## PROBLEM REQUIREMENTS
Send each entry back exactly as given, pictures excluded.
======== SUPPLIED RECORDS
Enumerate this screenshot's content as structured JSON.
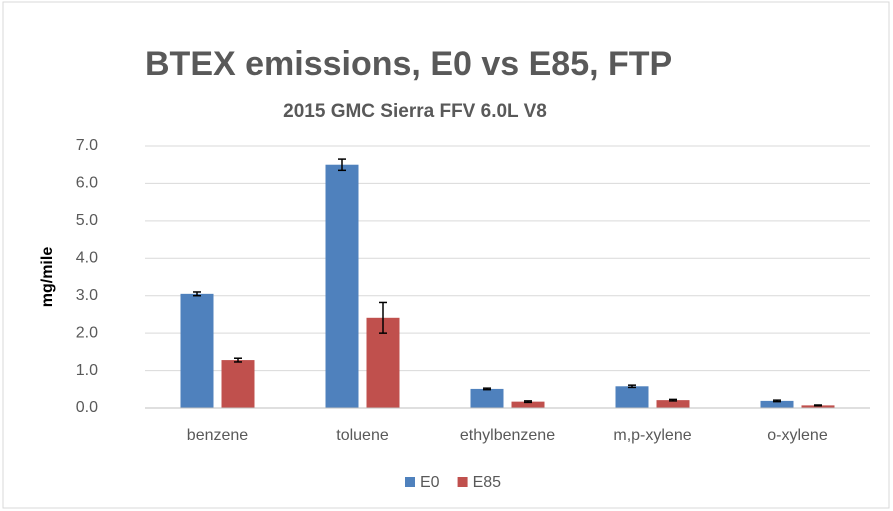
{
  "chart_data": {
    "type": "bar",
    "title": "BTEX  emissions, E0 vs E85, FTP",
    "subtitle": "2015 GMC Sierra FFV 6.0L V8",
    "y_label": "mg/mile",
    "categories": [
      "benzene",
      "toluene",
      "ethylbenzene",
      "m,p-xylene",
      "o-xylene"
    ],
    "series": [
      {
        "name": "E0",
        "color": "#4f81bd",
        "values": [
          3.05,
          6.5,
          0.51,
          0.58,
          0.19
        ],
        "errors": [
          0.05,
          0.15,
          0.02,
          0.03,
          0.02
        ]
      },
      {
        "name": "E85",
        "color": "#c0504d",
        "values": [
          1.28,
          2.41,
          0.17,
          0.21,
          0.07
        ],
        "errors": [
          0.05,
          0.41,
          0.02,
          0.02,
          0.01
        ]
      }
    ],
    "ylim": [
      0,
      7
    ],
    "yticks": [
      {
        "value": 0,
        "label": "0.0"
      },
      {
        "value": 1,
        "label": "1.0"
      },
      {
        "value": 2,
        "label": "2.0"
      },
      {
        "value": 3,
        "label": "3.0"
      },
      {
        "value": 4,
        "label": "4.0"
      },
      {
        "value": 5,
        "label": "5.0"
      },
      {
        "value": 6,
        "label": "6.0"
      },
      {
        "value": 7,
        "label": "7.0"
      }
    ],
    "grid": true,
    "legend": "bottom"
  }
}
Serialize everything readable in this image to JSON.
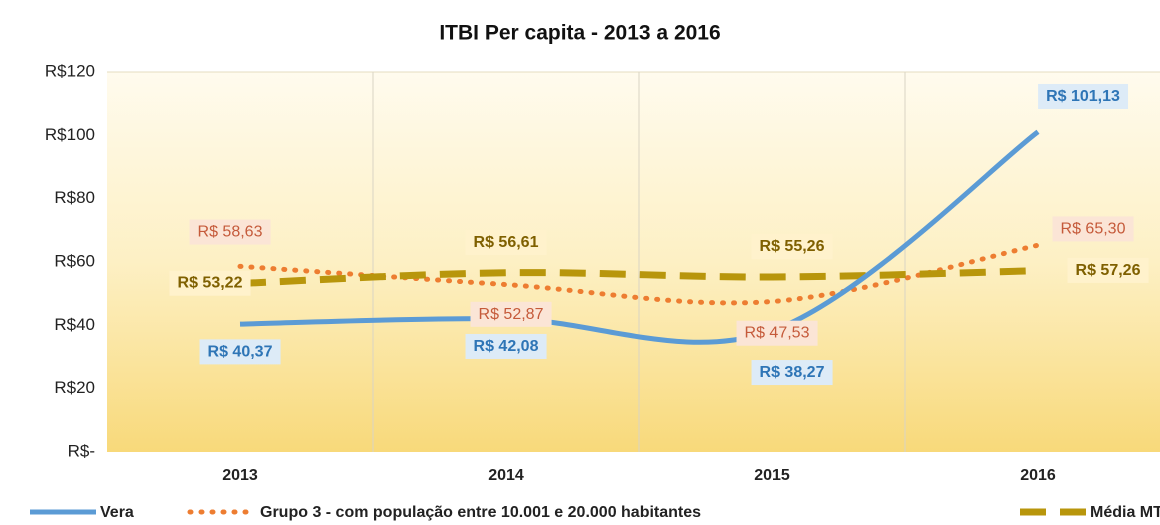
{
  "chart_data": {
    "type": "line",
    "title": "ITBI Per capita - 2013 a 2016",
    "categories": [
      "2013",
      "2014",
      "2015",
      "2016"
    ],
    "series": [
      {
        "name": "Vera",
        "color": "#5b9bd5",
        "style": "solid",
        "values": [
          40.37,
          42.08,
          38.27,
          101.13
        ],
        "value_labels": [
          "R$ 40,37",
          "R$ 42,08",
          "R$ 38,27",
          "R$ 101,13"
        ]
      },
      {
        "name": "Grupo 3 - com população entre 10.001 e 20.000 habitantes",
        "color": "#ed7d31",
        "style": "dotted",
        "values": [
          58.63,
          52.87,
          47.53,
          65.3
        ],
        "value_labels": [
          "R$ 58,63",
          "R$ 52,87",
          "R$ 47,53",
          "R$ 65,30"
        ]
      },
      {
        "name": "Média MT",
        "color": "#b8960c",
        "style": "dashed",
        "values": [
          53.22,
          56.61,
          55.26,
          57.26
        ],
        "value_labels": [
          "R$ 53,22",
          "R$ 56,61",
          "R$ 55,26",
          "R$ 57,26"
        ]
      }
    ],
    "ylim": [
      0,
      120
    ],
    "yticks": [
      {
        "value": 0,
        "label": "R$-"
      },
      {
        "value": 20,
        "label": "R$20"
      },
      {
        "value": 40,
        "label": "R$40"
      },
      {
        "value": 60,
        "label": "R$60"
      },
      {
        "value": 80,
        "label": "R$80"
      },
      {
        "value": 100,
        "label": "R$100"
      },
      {
        "value": 120,
        "label": "R$120"
      }
    ],
    "grid": true,
    "legend": "bottom"
  }
}
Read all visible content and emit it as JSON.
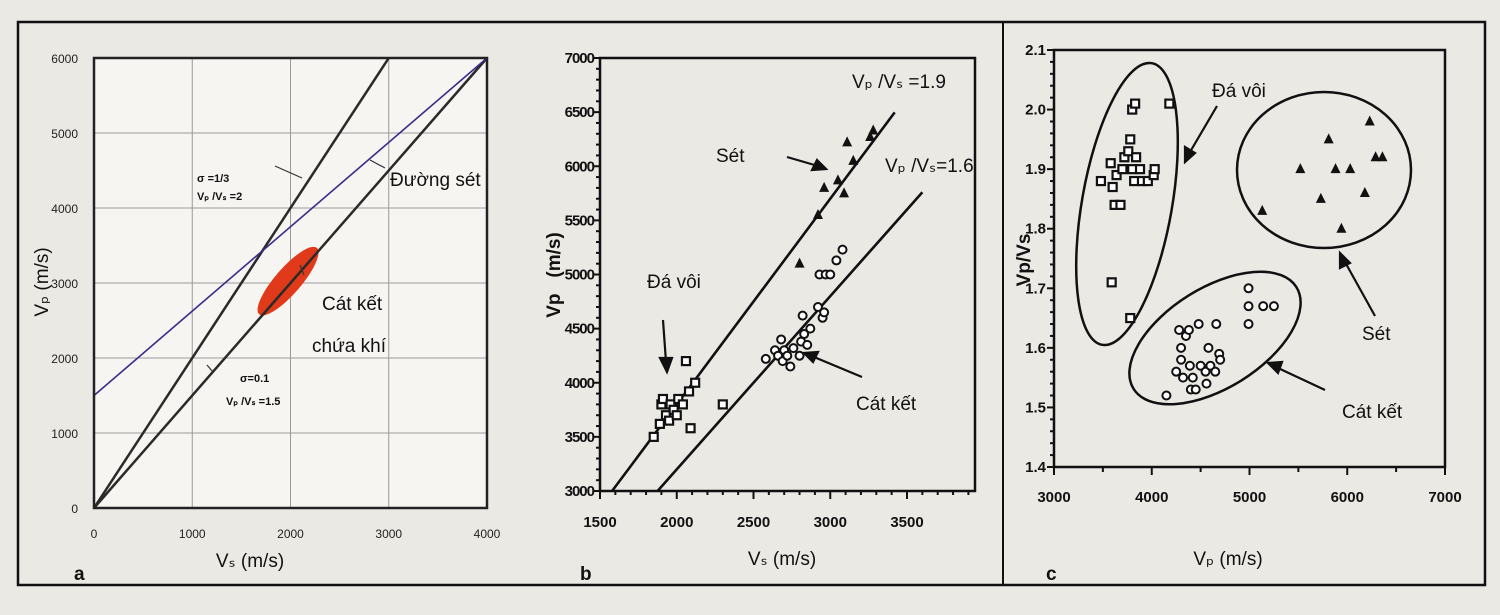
================
## RESPONSE BELOW
Enumerate this screenshot's content as structured JSON.
{
  "chart_data": {
    "type": "bar",
    "title": "BTEX  emissions, E0 vs E85, FTP",
    "subtitle": "2015 GMC Sierra FFV 6.0L V8",
    "y_label": "mg/mile",
    "categories": [
      "benzene",
      "toluene",
      "ethylbenzene",
      "m,p-xylene",
      "o-xylene"
    ],
    "series": [
      {
        "name": "E0",
        "color": "#4f81bd",
        "values": [
          3.05,
          6.5,
          0.51,
          0.58,
          0.19
        ],
        "errors": [
          0.05,
          0.15,
          0.02,
          0.03,
          0.02
        ]
      },
      {
        "name": "E85",
        "color": "#c0504d",
        "values": [
          1.28,
          2.41,
          0.17,
          0.21,
          0.07
        ],
        "errors": [
          0.05,
          0.41,
          0.02,
          0.02,
          0.01
        ]
      }
    ],
    "ylim": [
      0,
      7
    ],
    "yticks": [
      {
        "value": 0,
        "label": "0.0"
      },
      {
        "value": 1,
        "label": "1.0"
      },
      {
        "value": 2,
        "label": "2.0"
      },
      {
        "value": 3,
        "label": "3.0"
      },
      {
        "value": 4,
        "label": "4.0"
      },
      {
        "value": 5,
        "label": "5.0"
      },
      {
        "value": 6,
        "label": "6.0"
      },
      {
        "value": 7,
        "label": "7.0"
      }
    ],
    "grid": true,
    "legend": "bottom"
  }
}
Serialize everything readable in this image to JSON.
{
  "chart_data": {
    "type": "line",
    "title": "ITBI Per capita - 2013 a 2016",
    "categories": [
      "2013",
      "2014",
      "2015",
      "2016"
    ],
    "series": [
      {
        "name": "Vera",
        "color": "#5b9bd5",
        "style": "solid",
        "values": [
          40.37,
          42.08,
          38.27,
          101.13
        ],
        "value_labels": [
          "R$ 40,37",
          "R$ 42,08",
          "R$ 38,27",
          "R$ 101,13"
        ]
      },
      {
        "name": "Grupo 3 - com população entre 10.001 e 20.000 habitantes",
        "color": "#ed7d31",
        "style": "dotted",
        "values": [
          58.63,
          52.87,
          47.53,
          65.3
        ],
        "value_labels": [
          "R$ 58,63",
          "R$ 52,87",
          "R$ 47,53",
          "R$ 65,30"
        ]
      },
      {
        "name": "Média MT",
        "color": "#b8960c",
        "style": "dashed",
        "values": [
          53.22,
          56.61,
          55.26,
          57.26
        ],
        "value_labels": [
          "R$ 53,22",
          "R$ 56,61",
          "R$ 55,26",
          "R$ 57,26"
        ]
      }
    ],
    "ylim": [
      0,
      120
    ],
    "yticks": [
      {
        "value": 0,
        "label": "R$-"
      },
      {
        "value": 20,
        "label": "R$20"
      },
      {
        "value": 40,
        "label": "R$40"
      },
      {
        "value": 60,
        "label": "R$60"
      },
      {
        "value": 80,
        "label": "R$80"
      },
      {
        "value": 100,
        "label": "R$100"
      },
      {
        "value": 120,
        "label": "R$120"
      }
    ],
    "grid": true,
    "legend": "bottom"
  }
}
Read all visible content and emit it as JSON.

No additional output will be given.